YOUR INSTRUCTIONS:
Reproduce the records below exactly as they appear, omitting any pictures they contain.

═══ PROVIDED MATERIAL

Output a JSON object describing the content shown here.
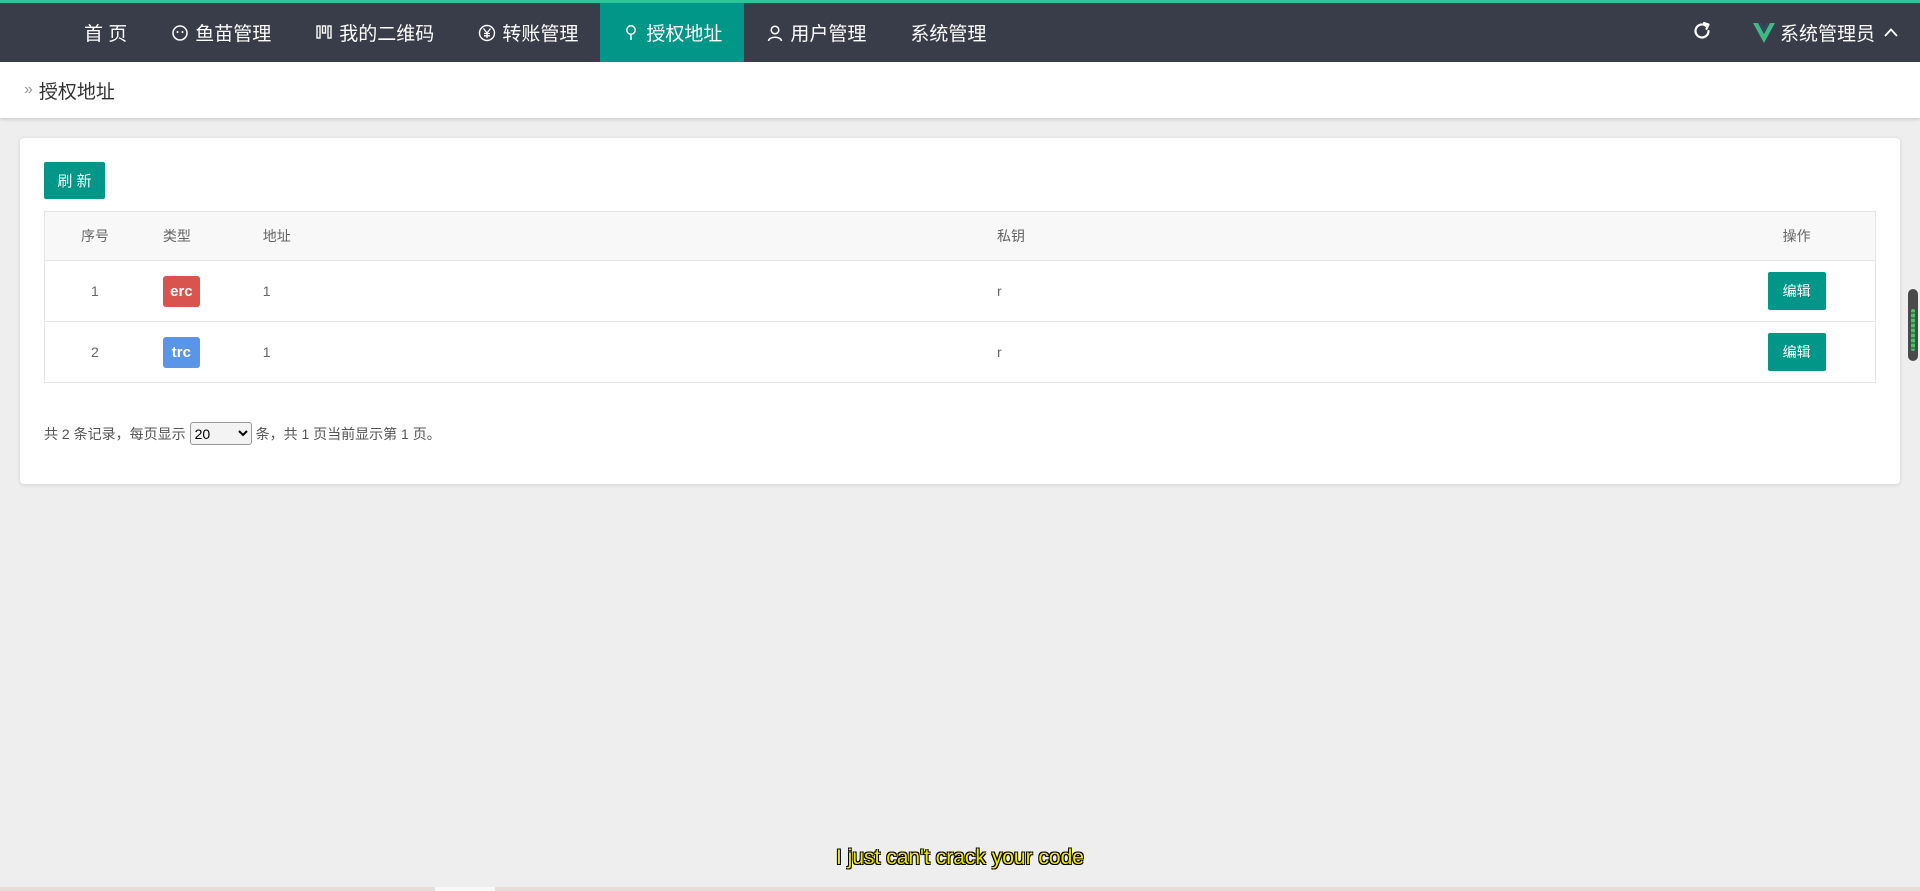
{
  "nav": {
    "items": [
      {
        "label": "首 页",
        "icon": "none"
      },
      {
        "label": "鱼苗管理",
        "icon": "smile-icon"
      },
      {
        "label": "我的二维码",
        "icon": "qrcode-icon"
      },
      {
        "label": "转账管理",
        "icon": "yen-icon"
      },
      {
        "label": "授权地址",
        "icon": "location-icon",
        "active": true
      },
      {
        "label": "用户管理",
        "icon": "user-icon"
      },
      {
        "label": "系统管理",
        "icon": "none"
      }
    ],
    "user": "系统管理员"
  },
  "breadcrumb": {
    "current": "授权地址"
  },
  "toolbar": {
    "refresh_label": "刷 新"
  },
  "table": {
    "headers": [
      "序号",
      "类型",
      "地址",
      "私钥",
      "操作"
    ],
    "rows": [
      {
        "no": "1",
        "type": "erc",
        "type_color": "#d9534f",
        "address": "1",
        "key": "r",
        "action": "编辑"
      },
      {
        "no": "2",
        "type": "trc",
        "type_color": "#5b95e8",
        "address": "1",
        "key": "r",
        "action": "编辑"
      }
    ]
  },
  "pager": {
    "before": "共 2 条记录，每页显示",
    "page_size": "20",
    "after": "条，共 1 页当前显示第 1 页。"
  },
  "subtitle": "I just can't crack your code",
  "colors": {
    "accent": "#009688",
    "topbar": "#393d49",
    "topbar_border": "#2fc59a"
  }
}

══════

THE RESULT:
Output a JSON object describing the content shown here.
{
  "nav": {
    "items": [
      {
        "label": "首 页",
        "icon": "none"
      },
      {
        "label": "鱼苗管理",
        "icon": "smile-icon"
      },
      {
        "label": "我的二维码",
        "icon": "qrcode-icon"
      },
      {
        "label": "转账管理",
        "icon": "yen-icon"
      },
      {
        "label": "授权地址",
        "icon": "location-icon",
        "active": true
      },
      {
        "label": "用户管理",
        "icon": "user-icon"
      },
      {
        "label": "系统管理",
        "icon": "none"
      }
    ],
    "user": "系统管理员"
  },
  "breadcrumb": {
    "current": "授权地址"
  },
  "toolbar": {
    "refresh_label": "刷 新"
  },
  "table": {
    "headers": [
      "序号",
      "类型",
      "地址",
      "私钥",
      "操作"
    ],
    "rows": [
      {
        "no": "1",
        "type": "erc",
        "type_color": "#d9534f",
        "address": "1",
        "key": "r",
        "action": "编辑"
      },
      {
        "no": "2",
        "type": "trc",
        "type_color": "#5b95e8",
        "address": "1",
        "key": "r",
        "action": "编辑"
      }
    ]
  },
  "pager": {
    "before": "共 2 条记录，每页显示",
    "page_size": "20",
    "after": "条，共 1 页当前显示第 1 页。"
  },
  "subtitle": "I just can't crack your code",
  "colors": {
    "accent": "#009688",
    "topbar": "#393d49",
    "topbar_border": "#2fc59a"
  }
}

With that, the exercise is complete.